▶ _DO THIS_
From the listing below, extract every line in which the word "sure" appears.

Saved data entries:
^^^^^^^^

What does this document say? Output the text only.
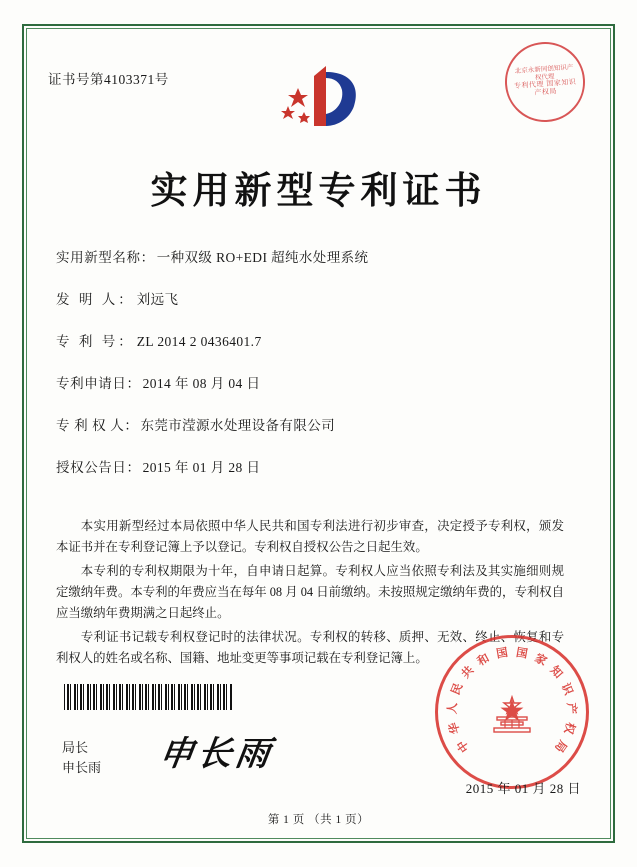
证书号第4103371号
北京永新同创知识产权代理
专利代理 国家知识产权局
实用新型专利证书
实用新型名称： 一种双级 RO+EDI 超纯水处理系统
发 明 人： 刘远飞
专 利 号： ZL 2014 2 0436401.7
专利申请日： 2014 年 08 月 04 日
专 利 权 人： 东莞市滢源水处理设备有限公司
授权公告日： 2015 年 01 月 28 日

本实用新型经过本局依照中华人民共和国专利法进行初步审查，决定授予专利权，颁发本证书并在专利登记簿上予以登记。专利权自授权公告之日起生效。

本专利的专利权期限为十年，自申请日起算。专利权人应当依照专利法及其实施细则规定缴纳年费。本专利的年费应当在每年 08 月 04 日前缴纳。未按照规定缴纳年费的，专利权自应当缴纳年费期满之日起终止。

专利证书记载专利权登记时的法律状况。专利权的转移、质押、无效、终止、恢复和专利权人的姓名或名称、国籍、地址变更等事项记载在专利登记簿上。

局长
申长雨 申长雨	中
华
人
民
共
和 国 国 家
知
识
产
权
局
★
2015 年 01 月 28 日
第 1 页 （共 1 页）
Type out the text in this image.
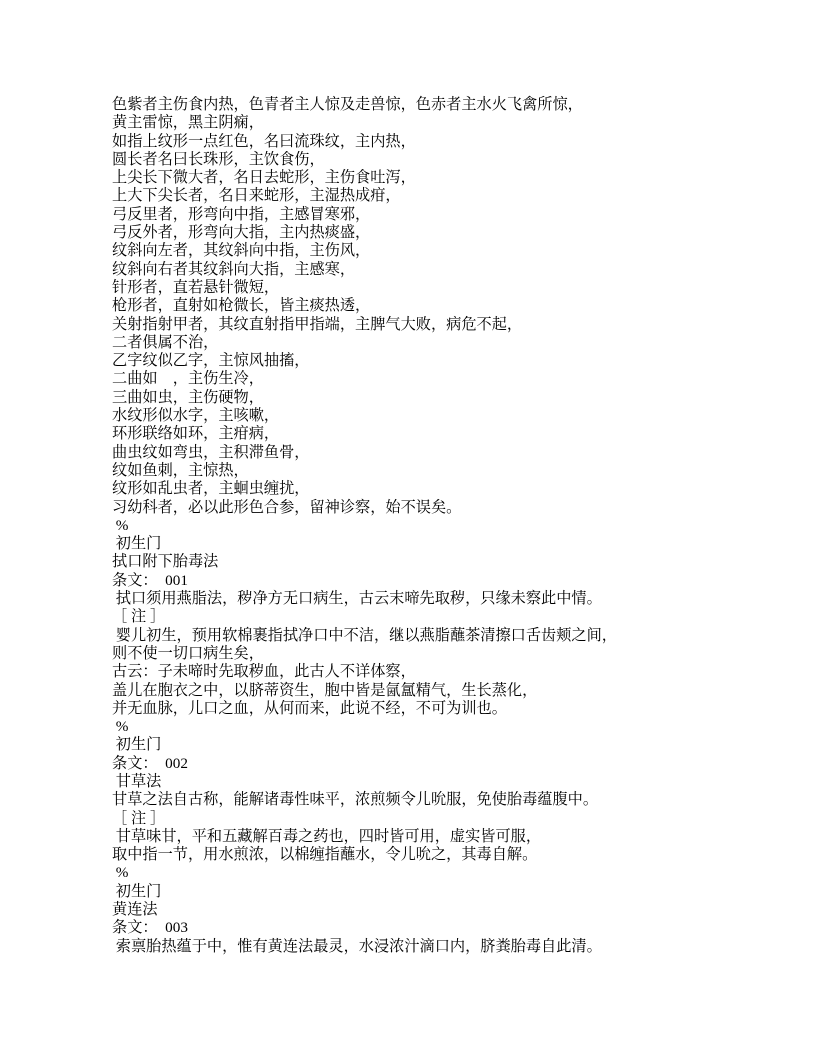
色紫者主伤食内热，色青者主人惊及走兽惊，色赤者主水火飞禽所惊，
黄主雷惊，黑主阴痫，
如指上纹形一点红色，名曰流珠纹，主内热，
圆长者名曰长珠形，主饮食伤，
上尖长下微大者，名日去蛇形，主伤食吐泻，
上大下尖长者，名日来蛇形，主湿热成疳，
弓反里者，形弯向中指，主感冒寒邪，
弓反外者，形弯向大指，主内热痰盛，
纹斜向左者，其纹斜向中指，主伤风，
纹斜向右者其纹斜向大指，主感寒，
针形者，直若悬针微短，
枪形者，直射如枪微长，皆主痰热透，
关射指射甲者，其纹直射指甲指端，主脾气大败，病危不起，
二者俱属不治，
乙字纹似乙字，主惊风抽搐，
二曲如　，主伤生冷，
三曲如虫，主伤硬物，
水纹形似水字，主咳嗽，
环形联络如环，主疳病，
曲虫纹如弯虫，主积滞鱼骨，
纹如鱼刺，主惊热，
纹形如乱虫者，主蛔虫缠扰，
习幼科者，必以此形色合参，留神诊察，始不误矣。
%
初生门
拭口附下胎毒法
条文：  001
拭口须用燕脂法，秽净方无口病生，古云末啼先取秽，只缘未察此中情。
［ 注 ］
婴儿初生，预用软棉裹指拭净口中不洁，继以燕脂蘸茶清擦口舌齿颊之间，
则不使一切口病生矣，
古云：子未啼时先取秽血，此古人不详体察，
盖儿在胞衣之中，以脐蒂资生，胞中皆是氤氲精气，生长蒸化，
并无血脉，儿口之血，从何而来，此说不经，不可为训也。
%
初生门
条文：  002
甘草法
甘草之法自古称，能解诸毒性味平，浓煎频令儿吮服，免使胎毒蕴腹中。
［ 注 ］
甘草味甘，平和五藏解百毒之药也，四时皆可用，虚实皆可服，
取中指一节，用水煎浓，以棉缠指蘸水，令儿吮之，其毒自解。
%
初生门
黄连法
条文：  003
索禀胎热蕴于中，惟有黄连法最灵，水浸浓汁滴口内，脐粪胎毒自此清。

^^^^^^^^

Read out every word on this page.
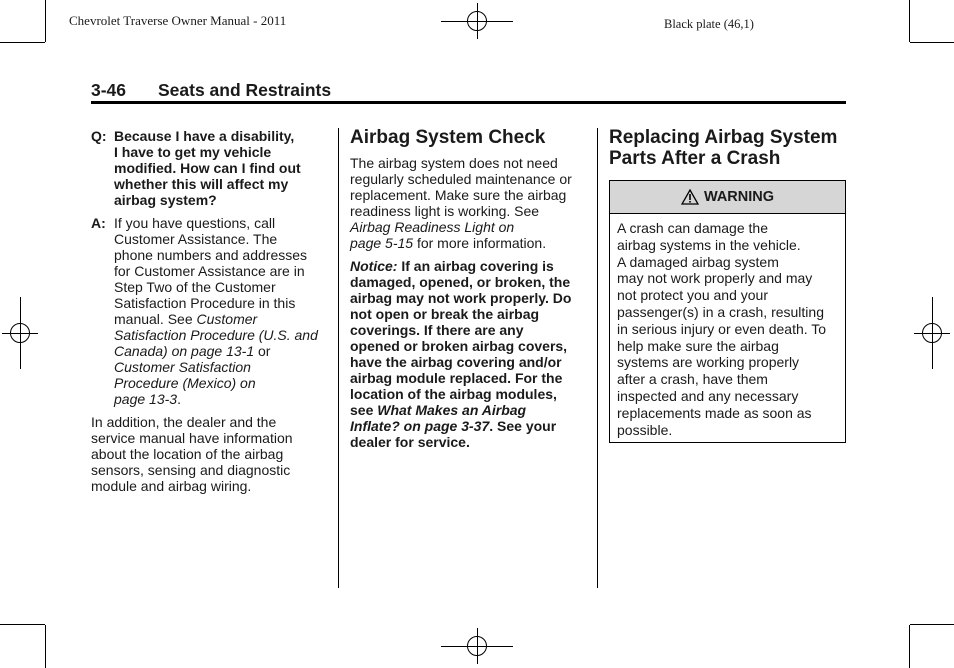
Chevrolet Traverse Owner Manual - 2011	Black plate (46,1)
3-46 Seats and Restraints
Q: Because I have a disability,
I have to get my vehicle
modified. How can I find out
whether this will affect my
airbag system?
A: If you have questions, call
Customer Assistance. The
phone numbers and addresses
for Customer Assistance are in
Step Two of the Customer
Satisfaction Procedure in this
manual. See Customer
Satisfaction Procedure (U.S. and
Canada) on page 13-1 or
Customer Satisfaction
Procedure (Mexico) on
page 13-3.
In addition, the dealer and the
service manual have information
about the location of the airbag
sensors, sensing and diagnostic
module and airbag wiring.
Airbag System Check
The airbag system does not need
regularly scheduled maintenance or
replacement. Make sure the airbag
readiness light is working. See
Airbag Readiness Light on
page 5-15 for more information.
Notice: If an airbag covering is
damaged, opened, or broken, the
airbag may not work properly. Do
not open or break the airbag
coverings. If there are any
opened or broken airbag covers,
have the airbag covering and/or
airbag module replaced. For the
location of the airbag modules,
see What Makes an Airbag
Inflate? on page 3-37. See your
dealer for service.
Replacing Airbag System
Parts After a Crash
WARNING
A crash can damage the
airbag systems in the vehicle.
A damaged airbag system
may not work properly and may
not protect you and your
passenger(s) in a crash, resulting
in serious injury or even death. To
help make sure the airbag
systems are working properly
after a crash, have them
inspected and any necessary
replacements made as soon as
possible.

^^^^^^^^

▶ _RESULT OF THE TASK_
replacement. Make sure the airbag
help make sure the airbag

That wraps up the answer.